Exercise instructions:
Extract all of the entries and give them again, word for word.

--- BEGIN Provided data ---

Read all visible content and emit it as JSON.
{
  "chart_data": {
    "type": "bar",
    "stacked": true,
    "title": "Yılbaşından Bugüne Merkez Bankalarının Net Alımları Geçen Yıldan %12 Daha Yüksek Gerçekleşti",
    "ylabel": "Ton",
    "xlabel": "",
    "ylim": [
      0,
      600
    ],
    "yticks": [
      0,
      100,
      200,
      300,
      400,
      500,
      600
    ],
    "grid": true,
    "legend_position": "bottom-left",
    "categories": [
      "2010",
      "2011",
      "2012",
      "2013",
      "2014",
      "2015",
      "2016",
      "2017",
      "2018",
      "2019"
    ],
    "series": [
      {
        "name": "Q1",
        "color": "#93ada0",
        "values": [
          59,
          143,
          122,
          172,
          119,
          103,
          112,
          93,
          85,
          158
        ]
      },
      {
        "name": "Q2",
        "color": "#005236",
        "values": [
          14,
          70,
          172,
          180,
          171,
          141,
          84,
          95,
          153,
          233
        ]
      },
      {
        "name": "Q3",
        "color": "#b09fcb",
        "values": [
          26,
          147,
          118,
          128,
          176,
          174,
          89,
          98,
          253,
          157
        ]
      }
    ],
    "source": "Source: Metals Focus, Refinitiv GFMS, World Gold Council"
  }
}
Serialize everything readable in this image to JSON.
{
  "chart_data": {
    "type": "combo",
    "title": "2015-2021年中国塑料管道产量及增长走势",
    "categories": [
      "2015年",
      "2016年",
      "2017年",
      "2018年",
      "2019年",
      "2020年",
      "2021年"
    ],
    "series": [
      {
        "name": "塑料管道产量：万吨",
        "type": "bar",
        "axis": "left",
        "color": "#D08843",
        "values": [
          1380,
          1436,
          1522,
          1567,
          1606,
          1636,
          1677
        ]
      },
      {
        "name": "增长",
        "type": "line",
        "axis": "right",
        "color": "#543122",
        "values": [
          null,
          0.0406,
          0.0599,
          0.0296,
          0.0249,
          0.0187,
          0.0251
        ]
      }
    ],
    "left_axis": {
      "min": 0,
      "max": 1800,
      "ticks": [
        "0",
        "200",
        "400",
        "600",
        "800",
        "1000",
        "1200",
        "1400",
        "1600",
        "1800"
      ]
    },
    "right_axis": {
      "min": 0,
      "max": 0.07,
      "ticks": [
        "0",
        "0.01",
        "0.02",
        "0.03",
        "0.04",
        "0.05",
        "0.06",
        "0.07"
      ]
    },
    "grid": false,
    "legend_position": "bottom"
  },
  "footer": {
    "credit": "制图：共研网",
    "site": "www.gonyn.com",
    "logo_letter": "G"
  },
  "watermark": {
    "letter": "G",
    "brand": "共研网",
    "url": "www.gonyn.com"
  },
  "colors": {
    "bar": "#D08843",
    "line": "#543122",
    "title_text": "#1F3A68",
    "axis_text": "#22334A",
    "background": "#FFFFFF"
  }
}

--- END Provided data ---

Finished exercise:
Read all visible content and emit it as JSON.
{
  "chart_data": {
    "type": "bar",
    "stacked": true,
    "title": "Yılbaşından Bugüne Merkez Bankalarının Net Alımları Geçen Yıldan %12 Daha Yüksek Gerçekleşti",
    "ylabel": "Ton",
    "xlabel": "",
    "ylim": [
      0,
      600
    ],
    "yticks": [
      0,
      100,
      200,
      300,
      400,
      500,
      600
    ],
    "grid": true,
    "legend_position": "bottom-left",
    "categories": [
      "2010",
      "2011",
      "2012",
      "2013",
      "2014",
      "2015",
      "2016",
      "2017",
      "2018",
      "2019"
    ],
    "series": [
      {
        "name": "Q1",
        "color": "#93ada0",
        "values": [
          59,
          143,
          122,
          172,
          119,
          103,
          112,
          93,
          85,
          158
        ]
      },
      {
        "name": "Q2",
        "color": "#005236",
        "values": [
          14,
          70,
          172,
          180,
          171,
          141,
          84,
          95,
          153,
          233
        ]
      },
      {
        "name": "Q3",
        "color": "#b09fcb",
        "values": [
          26,
          147,
          118,
          128,
          176,
          174,
          89,
          98,
          253,
          157
        ]
      }
    ],
    "source": "Source: Metals Focus, Refinitiv GFMS, World Gold Council"
  }
}
Serialize everything readable in this image to JSON.
{
  "chart_data": {
    "type": "combo",
    "title": "2015-2021年中国塑料管道产量及增长走势",
    "categories": [
      "2015年",
      "2016年",
      "2017年",
      "2018年",
      "2019年",
      "2020年",
      "2021年"
    ],
    "series": [
      {
        "name": "塑料管道产量：万吨",
        "type": "bar",
        "axis": "left",
        "color": "#D08843",
        "values": [
          1380,
          1436,
          1522,
          1567,
          1606,
          1636,
          1677
        ]
      },
      {
        "name": "增长",
        "type": "line",
        "axis": "right",
        "color": "#543122",
        "values": [
          null,
          0.0406,
          0.0599,
          0.0296,
          0.0249,
          0.0187,
          0.0251
        ]
      }
    ],
    "left_axis": {
      "min": 0,
      "max": 1800,
      "ticks": [
        "0",
        "200",
        "400",
        "600",
        "800",
        "1000",
        "1200",
        "1400",
        "1600",
        "1800"
      ]
    },
    "right_axis": {
      "min": 0,
      "max": 0.07,
      "ticks": [
        "0",
        "0.01",
        "0.02",
        "0.03",
        "0.04",
        "0.05",
        "0.06",
        "0.07"
      ]
    },
    "grid": false,
    "legend_position": "bottom"
  },
  "footer": {
    "credit": "制图：共研网",
    "site": "www.gonyn.com",
    "logo_letter": "G"
  },
  "watermark": {
    "letter": "G",
    "brand": "共研网",
    "url": "www.gonyn.com"
  },
  "colors": {
    "bar": "#D08843",
    "line": "#543122",
    "title_text": "#1F3A68",
    "axis_text": "#22334A",
    "background": "#FFFFFF"
  }
}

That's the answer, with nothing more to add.